The Open Semantic Framework (OSF) is an integrated software stack using semantic technologies for knowledge management. It has a layered architecture that combines existing open source software with additional open source components developed specifically to provide a complete semantic technology framework. OSF is currently at version 3.x with six years of continuous development. OSF is made available under the Apache 2 license.

The basic architecture of OSF is quite simple. The architecture pivots around OSF's Web services, for which there are now nearly 30 providing a wealth of functionality. This intermediate OSF Web services layer may be accessed directly via API or command line or utilities like cURL, or may be controlled and interacted with using standard content management systems (CMSs). The RESTful OSF Web services provide the uniform means to access best-of-breed data management and indexing engines. This design both: 1) abstracts away the complexity of the individual engines, while 2) enabling combined capabilities orchestrated by OSF not available from the engines alone. Full CRUD (create, read, update, delete) under user permissions and security is provided to all digital objects in the stack.

========================

→ **WORK TO COMPLETE**
A. According to the Open Semantic Framework text, what license is OSF released under?
B. In the Open Semantic Framework text, what does the design gain by giving access to the data management and indexing engines through the RESTful OSF Web services? Answer in one to three sentences.
C. Pick up the Open Semantic Framework text after its last sentence and keep writing.
The records have nothing to do with any of this.

========================

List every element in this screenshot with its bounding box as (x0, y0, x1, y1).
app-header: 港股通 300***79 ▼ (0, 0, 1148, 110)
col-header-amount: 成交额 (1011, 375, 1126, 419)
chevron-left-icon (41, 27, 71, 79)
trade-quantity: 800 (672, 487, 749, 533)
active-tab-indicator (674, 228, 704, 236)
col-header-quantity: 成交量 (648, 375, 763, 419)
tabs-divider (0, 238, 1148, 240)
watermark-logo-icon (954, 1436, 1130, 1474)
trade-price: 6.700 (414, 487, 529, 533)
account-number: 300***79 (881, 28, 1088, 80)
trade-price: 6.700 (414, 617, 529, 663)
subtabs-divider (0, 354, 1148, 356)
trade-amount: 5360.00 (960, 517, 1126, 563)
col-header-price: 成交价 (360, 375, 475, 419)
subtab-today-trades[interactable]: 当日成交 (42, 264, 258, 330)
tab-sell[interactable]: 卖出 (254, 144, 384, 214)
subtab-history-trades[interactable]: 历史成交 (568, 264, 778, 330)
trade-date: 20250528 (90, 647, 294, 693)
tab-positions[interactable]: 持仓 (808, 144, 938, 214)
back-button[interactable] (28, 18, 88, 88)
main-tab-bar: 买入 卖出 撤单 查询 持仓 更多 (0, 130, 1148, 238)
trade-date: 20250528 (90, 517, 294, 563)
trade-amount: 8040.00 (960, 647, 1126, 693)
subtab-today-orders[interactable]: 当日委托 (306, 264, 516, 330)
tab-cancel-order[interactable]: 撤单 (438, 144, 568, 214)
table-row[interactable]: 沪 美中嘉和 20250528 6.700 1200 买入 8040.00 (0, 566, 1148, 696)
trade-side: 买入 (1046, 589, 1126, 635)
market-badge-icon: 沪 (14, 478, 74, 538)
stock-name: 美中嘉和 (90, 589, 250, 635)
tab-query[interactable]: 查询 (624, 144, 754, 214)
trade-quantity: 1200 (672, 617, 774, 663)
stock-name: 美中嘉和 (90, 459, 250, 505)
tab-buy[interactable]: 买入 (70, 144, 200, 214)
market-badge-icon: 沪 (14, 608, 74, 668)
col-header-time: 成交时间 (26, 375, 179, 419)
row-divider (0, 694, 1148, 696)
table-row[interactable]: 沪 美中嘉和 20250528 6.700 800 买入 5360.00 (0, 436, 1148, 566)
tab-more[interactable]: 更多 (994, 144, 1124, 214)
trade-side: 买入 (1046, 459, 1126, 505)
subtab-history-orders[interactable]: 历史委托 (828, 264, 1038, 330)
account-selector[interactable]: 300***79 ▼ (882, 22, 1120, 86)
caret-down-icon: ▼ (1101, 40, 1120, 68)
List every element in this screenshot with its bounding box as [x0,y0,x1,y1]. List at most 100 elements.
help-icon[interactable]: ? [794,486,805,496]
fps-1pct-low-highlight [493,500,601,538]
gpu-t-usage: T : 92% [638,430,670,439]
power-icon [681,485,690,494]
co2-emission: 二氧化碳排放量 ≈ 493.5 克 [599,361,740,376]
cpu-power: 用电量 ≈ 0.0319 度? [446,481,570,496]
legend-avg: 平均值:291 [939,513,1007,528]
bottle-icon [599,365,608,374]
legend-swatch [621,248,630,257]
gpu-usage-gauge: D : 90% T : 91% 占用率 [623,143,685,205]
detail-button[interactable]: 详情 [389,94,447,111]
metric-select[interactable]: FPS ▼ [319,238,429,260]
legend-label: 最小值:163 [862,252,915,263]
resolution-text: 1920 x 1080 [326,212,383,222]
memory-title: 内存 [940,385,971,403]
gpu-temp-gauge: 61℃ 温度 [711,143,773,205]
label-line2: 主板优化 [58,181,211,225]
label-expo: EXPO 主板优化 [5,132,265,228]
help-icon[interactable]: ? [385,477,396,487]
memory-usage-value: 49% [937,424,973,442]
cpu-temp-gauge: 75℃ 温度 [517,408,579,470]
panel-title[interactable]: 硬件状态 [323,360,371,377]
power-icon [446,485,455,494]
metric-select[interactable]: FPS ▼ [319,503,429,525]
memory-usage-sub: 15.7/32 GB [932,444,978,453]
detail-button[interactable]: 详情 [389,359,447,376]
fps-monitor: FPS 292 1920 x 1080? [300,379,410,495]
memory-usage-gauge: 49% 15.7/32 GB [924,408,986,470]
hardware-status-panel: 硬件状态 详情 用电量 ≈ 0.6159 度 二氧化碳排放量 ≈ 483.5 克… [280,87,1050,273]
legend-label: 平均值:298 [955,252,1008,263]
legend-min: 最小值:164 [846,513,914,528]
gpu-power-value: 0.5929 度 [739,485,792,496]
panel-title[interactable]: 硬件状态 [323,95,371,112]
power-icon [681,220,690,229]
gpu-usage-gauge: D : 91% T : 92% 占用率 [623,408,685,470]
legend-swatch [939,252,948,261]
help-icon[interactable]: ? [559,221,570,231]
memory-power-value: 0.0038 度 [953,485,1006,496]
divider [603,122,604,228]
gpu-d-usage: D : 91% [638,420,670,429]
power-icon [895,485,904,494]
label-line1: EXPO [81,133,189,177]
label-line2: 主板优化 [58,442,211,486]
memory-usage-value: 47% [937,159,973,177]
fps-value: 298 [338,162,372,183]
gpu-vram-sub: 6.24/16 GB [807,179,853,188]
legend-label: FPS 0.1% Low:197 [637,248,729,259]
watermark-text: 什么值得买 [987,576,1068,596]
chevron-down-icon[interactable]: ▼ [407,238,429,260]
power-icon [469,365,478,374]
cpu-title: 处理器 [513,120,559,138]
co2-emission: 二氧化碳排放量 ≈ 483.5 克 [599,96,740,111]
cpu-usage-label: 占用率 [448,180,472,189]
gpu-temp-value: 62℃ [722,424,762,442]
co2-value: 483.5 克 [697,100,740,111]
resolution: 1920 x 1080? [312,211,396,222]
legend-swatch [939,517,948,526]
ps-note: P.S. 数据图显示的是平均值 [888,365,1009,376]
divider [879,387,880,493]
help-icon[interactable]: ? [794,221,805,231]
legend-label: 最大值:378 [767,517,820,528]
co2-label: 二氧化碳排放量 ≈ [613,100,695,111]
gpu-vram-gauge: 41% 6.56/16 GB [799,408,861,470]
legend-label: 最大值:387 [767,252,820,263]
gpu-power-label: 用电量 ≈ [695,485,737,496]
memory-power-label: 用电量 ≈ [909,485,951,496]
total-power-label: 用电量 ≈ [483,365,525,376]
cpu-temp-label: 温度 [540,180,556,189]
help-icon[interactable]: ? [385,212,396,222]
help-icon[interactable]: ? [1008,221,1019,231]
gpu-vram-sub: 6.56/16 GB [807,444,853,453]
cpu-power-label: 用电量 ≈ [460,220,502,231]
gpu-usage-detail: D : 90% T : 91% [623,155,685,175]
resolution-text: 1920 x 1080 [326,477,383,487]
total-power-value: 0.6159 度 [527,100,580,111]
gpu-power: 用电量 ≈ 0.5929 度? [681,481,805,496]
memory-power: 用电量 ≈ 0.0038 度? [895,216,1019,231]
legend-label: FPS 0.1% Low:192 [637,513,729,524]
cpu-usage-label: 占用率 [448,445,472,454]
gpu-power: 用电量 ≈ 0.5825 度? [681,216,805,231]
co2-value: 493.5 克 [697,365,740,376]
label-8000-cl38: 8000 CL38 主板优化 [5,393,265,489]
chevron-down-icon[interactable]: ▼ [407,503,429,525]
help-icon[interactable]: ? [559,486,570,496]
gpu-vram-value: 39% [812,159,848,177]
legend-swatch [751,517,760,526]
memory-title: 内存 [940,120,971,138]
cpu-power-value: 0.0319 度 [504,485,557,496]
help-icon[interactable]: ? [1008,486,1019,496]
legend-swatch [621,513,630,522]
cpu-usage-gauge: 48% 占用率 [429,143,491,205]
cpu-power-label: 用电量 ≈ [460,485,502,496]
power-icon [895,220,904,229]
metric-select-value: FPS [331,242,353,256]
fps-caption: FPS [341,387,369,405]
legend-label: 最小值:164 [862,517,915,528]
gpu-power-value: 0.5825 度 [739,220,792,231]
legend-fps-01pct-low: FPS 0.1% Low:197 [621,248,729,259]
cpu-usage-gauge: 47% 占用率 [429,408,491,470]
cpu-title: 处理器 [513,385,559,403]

========================

→ **RESPONSES**
A. OSF is released under the Apache 2 license.

B. It hides the complexity of each separate engine. It also lets OSF coordinate the engines to offer combined capabilities that none of them provides alone.

C.
Simple OSF Stack

The premise of the entire stack is based on the RDF (Resource Description Framework) data model. RDF provides the ready means for integrating existing structured data assets in any format, with semi-structured data like XML and HTML, and with unstructured documents or text. The OSF stack is supported by complete documentation, automated installation routines, comprehensive unit and end-to-end tests, and workflows and use case studies to ease adoption. SD and its partners provide experienced support and extension services.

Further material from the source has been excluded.